Records provided:
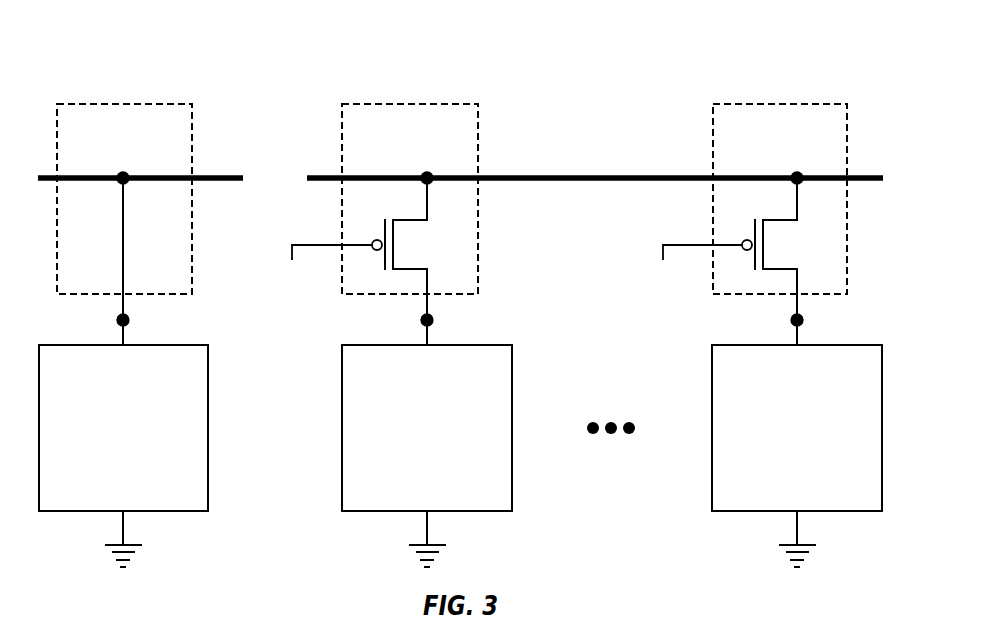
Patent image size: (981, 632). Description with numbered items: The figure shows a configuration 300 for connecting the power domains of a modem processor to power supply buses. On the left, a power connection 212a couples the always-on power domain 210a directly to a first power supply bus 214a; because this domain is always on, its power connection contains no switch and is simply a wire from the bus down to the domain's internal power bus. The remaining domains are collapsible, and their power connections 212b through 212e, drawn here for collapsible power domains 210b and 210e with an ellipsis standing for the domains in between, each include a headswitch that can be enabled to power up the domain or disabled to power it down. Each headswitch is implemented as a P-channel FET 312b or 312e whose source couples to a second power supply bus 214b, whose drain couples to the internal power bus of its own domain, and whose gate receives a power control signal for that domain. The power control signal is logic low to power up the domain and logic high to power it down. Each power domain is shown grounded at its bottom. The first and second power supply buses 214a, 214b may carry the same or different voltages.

The configuration 300 is at (865, 62).
The power connection 212a is at (117, 103).
The power connection 212b is at (385, 207).
The power connection 212e is at (755, 207).
The power supply bus 214a is at (227, 164).
The power supply bus 214b is at (619, 163).
The always-on power domain 210a is at (192, 331).
The collapsible power domain 210b is at (494, 331).
The collapsible power domain 210e is at (864, 331).
The P-channel FET 312b is at (427, 258).
The P-channel FET 312e is at (797, 258).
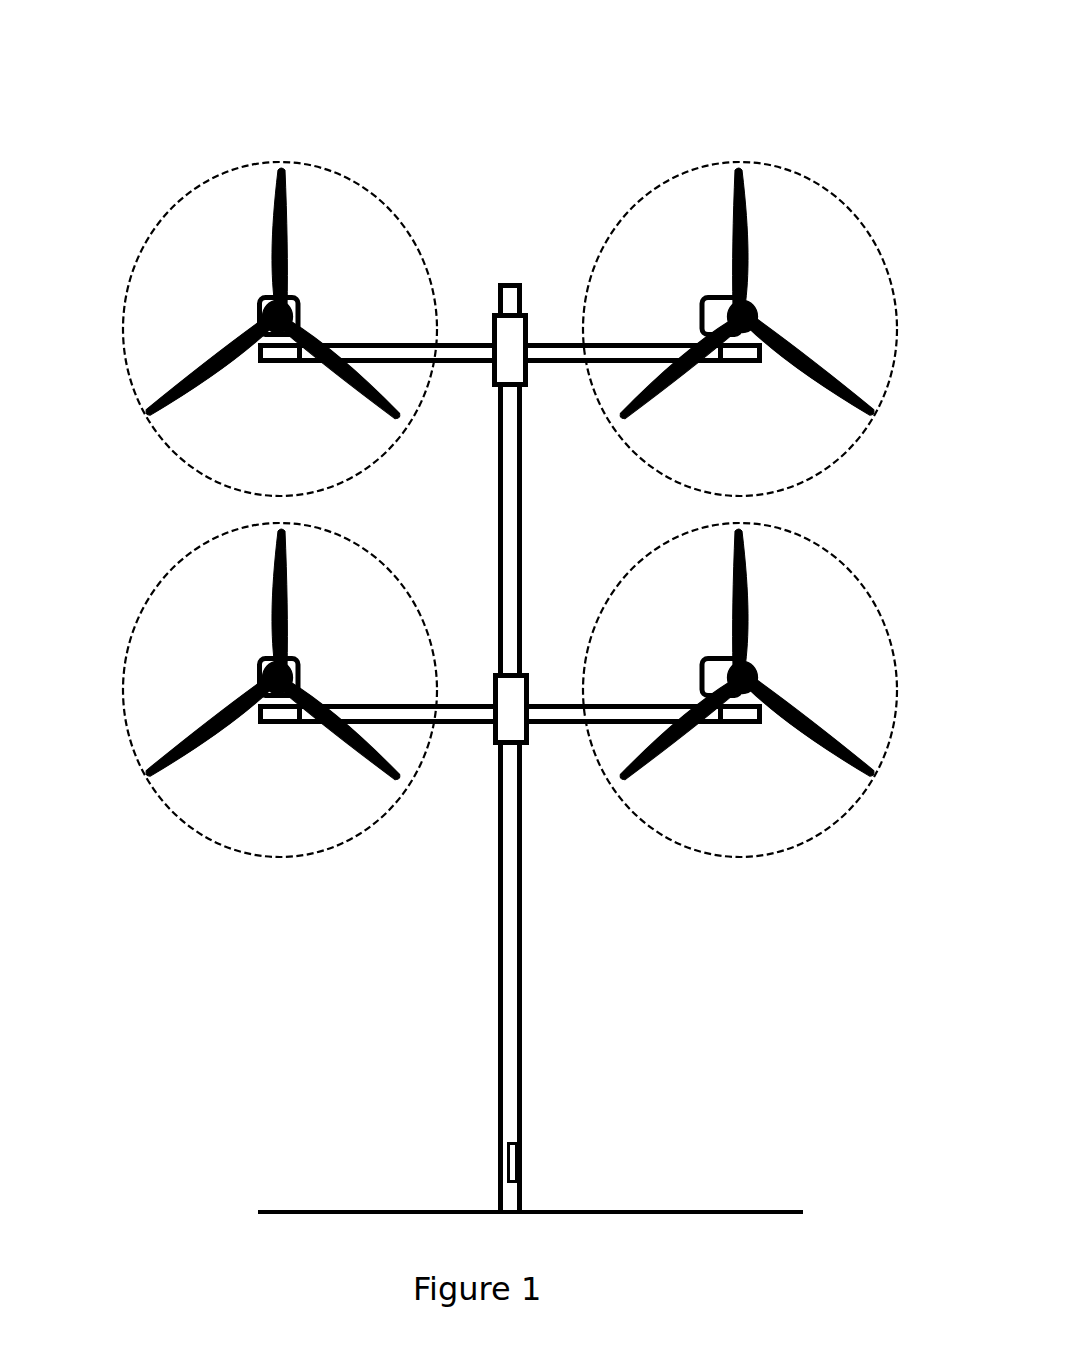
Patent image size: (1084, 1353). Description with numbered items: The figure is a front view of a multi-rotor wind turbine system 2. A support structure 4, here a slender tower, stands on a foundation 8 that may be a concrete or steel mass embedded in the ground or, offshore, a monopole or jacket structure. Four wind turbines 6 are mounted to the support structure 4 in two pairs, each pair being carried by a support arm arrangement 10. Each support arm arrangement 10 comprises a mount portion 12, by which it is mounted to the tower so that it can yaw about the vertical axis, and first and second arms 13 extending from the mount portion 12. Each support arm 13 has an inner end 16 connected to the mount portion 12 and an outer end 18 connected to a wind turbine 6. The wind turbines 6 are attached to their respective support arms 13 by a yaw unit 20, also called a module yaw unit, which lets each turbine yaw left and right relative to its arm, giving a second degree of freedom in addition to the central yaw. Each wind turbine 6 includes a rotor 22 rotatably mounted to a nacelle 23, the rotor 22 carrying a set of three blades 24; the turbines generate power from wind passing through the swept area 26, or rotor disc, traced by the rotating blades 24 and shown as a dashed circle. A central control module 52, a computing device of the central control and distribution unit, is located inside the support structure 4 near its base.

The wind turbine system 2 is at (591, 74).
The support structure 4 is at (523, 1065).
The wind turbine 6 is at (152, 201).
The foundation 8 is at (287, 1208).
The support arm arrangement 10 is at (496, 251).
The mount portion 12 is at (513, 364).
The support arm 13 is at (471, 343).
The inner end 16 is at (490, 388).
The outer end 18 is at (260, 362).
The yaw unit 20 is at (284, 362).
The rotor 22 is at (291, 297).
The nacelle 23 is at (259, 296).
The blade 24 is at (336, 329).
The swept area 26 is at (322, 170).
The central control module 52 is at (518, 1165).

Required task: Give every row above as a single numbered list, one line per item, skipping blank lines and leaving out the pictures.

Answer to this problem:
1. Patent image size: (981, 632). Description with numbered items: The figure shows a configuration 300 for connecting the power domains of a modem processor to power supply buses. On the left, a power connection 212a couples the always-on power domain 210a directly to a first power supply bus 214a; because this domain is always on, its power connection contains no switch and is simply a wire from the bus down to the domain's internal power bus. The remaining domains are collapsible, and their power connections 212b through 212e, drawn here for collapsible power domains 210b and 210e with an ellipsis standing for the domains in between, each include a headswitch that can be enabled to power up the domain or disabled to power it down. Each headswitch is implemented as a P-channel FET 312b or 312e whose source couples to a second power supply bus 214b, whose drain couples to the internal power bus of its own domain, and whose gate receives a power control signal for that domain. The power control signal is logic low to power up the domain and logic high to power it down. Each power domain is shown grounded at its bottom. The first and second power supply buses 214a, 214b may carry the same or different voltages.
2. The configuration 300 is at (865, 62).
3. The power connection 212a is at (117, 103).
4. The power connection 212b is at (385, 207).
5. The power connection 212e is at (755, 207).
6. The power supply bus 214a is at (227, 164).
7. The power supply bus 214b is at (619, 163).
8. The always-on power domain 210a is at (192, 331).
9. The collapsible power domain 210b is at (494, 331).
10. The collapsible power domain 210e is at (864, 331).
11. The P-channel FET 312b is at (427, 258).
12. The P-channel FET 312e is at (797, 258).
13. Patent image size: (1084, 1353). Description with numbered items: The figure is a front view of a multi-rotor wind turbine system 2. A support structure 4, here a slender tower, stands on a foundation 8 that may be a concrete or steel mass embedded in the ground or, offshore, a monopole or jacket structure. Four wind turbines 6 are mounted to the support structure 4 in two pairs, each pair being carried by a support arm arrangement 10. Each support arm arrangement 10 comprises a mount portion 12, by which it is mounted to the tower so that it can yaw about the vertical axis, and first and second arms 13 extending from the mount portion 12. Each support arm 13 has an inner end 16 connected to the mount portion 12 and an outer end 18 connected to a wind turbine 6. The wind turbines 6 are attached to their respective support arms 13 by a yaw unit 20, also called a module yaw unit, which lets each turbine yaw left and right relative to its arm, giving a second degree of freedom in addition to the central yaw. Each wind turbine 6 includes a rotor 22 rotatably mounted to a nacelle 23, the rotor 22 carrying a set of three blades 24; the turbines generate power from wind passing through the swept area 26, or rotor disc, traced by the rotating blades 24 and shown as a dashed circle. A central control module 52, a computing device of the central control and distribution unit, is located inside the support structure 4 near its base.
14. The wind turbine system 2 is at (591, 74).
15. The support structure 4 is at (523, 1065).
16. The wind turbine 6 is at (152, 201).
17. The foundation 8 is at (287, 1208).
18. The support arm arrangement 10 is at (496, 251).
19. The mount portion 12 is at (513, 364).
20. The support arm 13 is at (471, 343).
21. The inner end 16 is at (490, 388).
22. The outer end 18 is at (260, 362).
23. The yaw unit 20 is at (284, 362).
24. The rotor 22 is at (291, 297).
25. The nacelle 23 is at (259, 296).
26. The blade 24 is at (336, 329).
27. The swept area 26 is at (322, 170).
28. The central control module 52 is at (518, 1165).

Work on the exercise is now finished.